Problem: Copy every line with the string "color" in it.
— begin Material for the task —
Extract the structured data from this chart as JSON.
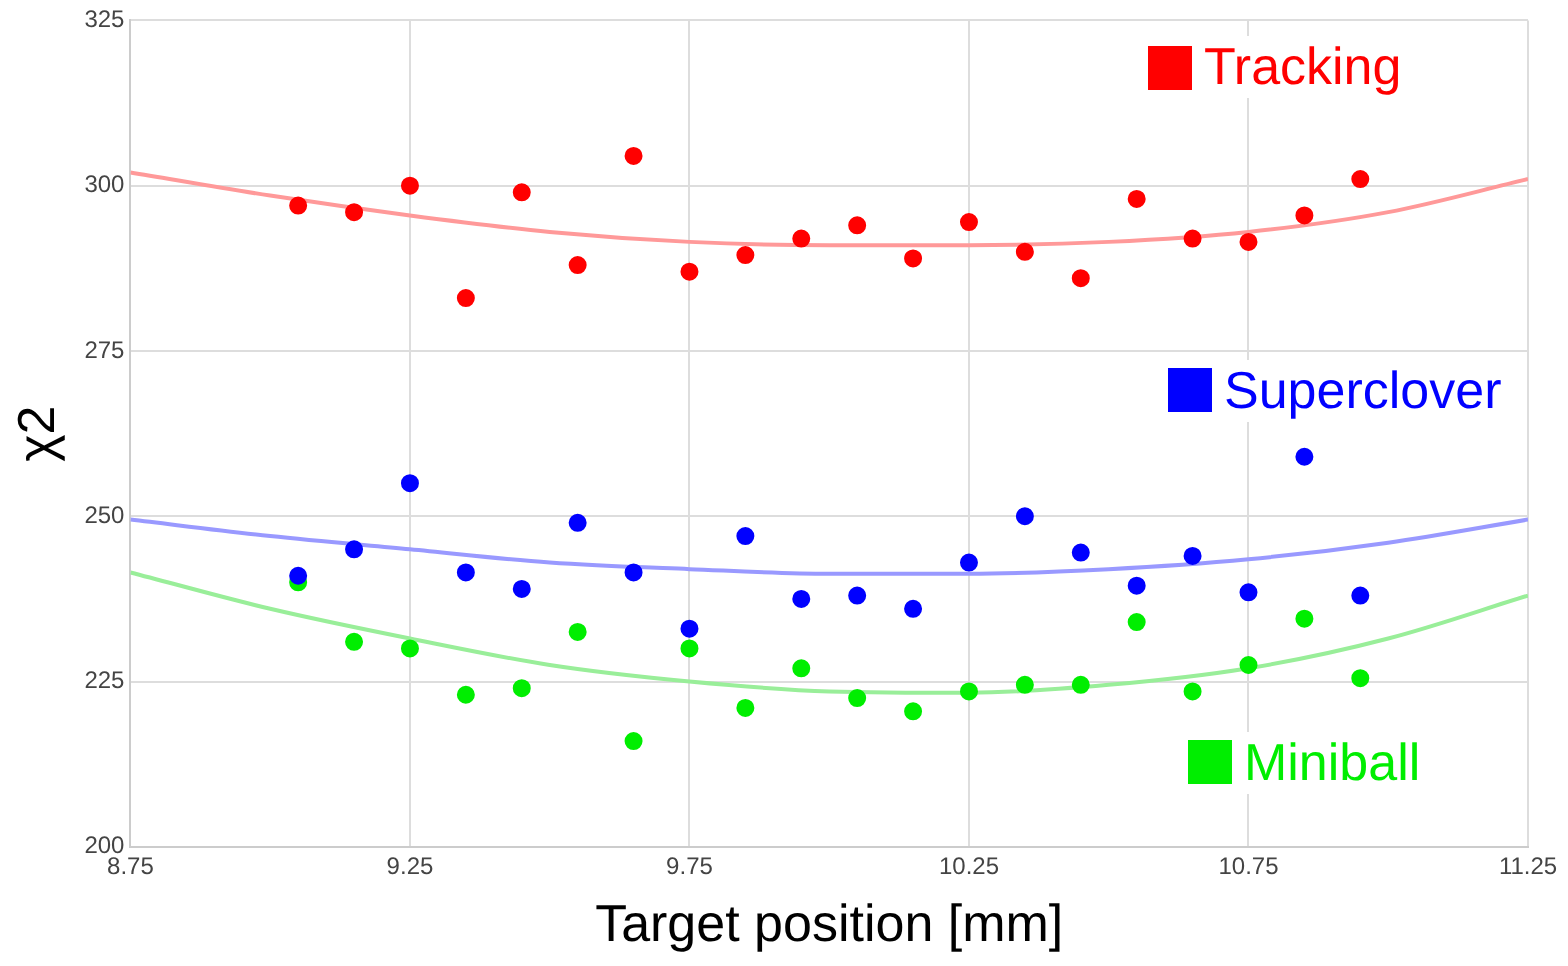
{
  "chart_data": {
    "type": "scatter",
    "xlabel": "Target position [mm]",
    "ylabel": "χ2",
    "x": [
      9.05,
      9.15,
      9.25,
      9.35,
      9.45,
      9.55,
      9.65,
      9.75,
      9.85,
      9.95,
      10.05,
      10.15,
      10.25,
      10.35,
      10.45,
      10.55,
      10.65,
      10.75,
      10.85,
      10.95
    ],
    "series": [
      {
        "name": "Tracking",
        "color": "#ff0000",
        "values": [
          297,
          296,
          300,
          283,
          299,
          288,
          304.5,
          287,
          289.5,
          292,
          294,
          289,
          294.5,
          290,
          286,
          298,
          292,
          291.5,
          295.5,
          301
        ]
      },
      {
        "name": "Superclover",
        "color": "#0000ff",
        "values": [
          241,
          245,
          255,
          241.5,
          239,
          249,
          241.5,
          233,
          247,
          237.5,
          238,
          236,
          243,
          250,
          244.5,
          239.5,
          244,
          238.5,
          259,
          238
        ]
      },
      {
        "name": "Miniball",
        "color": "#00ee00",
        "values": [
          240,
          231,
          230,
          223,
          224,
          232.5,
          216,
          230,
          221,
          227,
          222.5,
          220.5,
          223.5,
          224.5,
          224.5,
          234,
          223.5,
          227.5,
          234.5,
          225.5
        ]
      },
      {
        "type": "line",
        "color": "#ff9999",
        "x": [
          8.75,
          9,
          9.25,
          9.5,
          9.75,
          10,
          10.25,
          10.5,
          10.75,
          11,
          11.25
        ],
        "values": [
          302,
          298.5,
          295.5,
          293,
          291.5,
          291,
          291,
          291.5,
          293,
          296,
          301
        ]
      },
      {
        "type": "line",
        "color": "#9999ff",
        "x": [
          8.75,
          9,
          9.25,
          9.5,
          9.75,
          10,
          10.25,
          10.5,
          10.75,
          11,
          11.25
        ],
        "values": [
          249.5,
          247,
          245,
          243,
          242,
          241.3,
          241.3,
          242,
          243.5,
          246,
          249.5
        ]
      },
      {
        "type": "line",
        "color": "#99ee99",
        "x": [
          8.75,
          9,
          9.25,
          9.5,
          9.75,
          10,
          10.25,
          10.5,
          10.75,
          11,
          11.25
        ],
        "values": [
          241.5,
          236,
          231.5,
          227.5,
          225,
          223.5,
          223.3,
          224.5,
          227,
          231.5,
          238
        ]
      }
    ],
    "xlim": [
      8.75,
      11.25
    ],
    "xticks": [
      8.75,
      9.25,
      9.75,
      10.25,
      10.75,
      11.25
    ],
    "ylim": [
      200,
      325
    ],
    "yticks": [
      200,
      225,
      250,
      275,
      300,
      325
    ],
    "grid": true,
    "legend": "right"
  }
}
— end Material for the task —
Exercise output:
        "color": "#ff0000",
        "color": "#0000ff",
        "color": "#00ee00",
        "color": "#ff9999",
        "color": "#9999ff",
        "color": "#99ee99",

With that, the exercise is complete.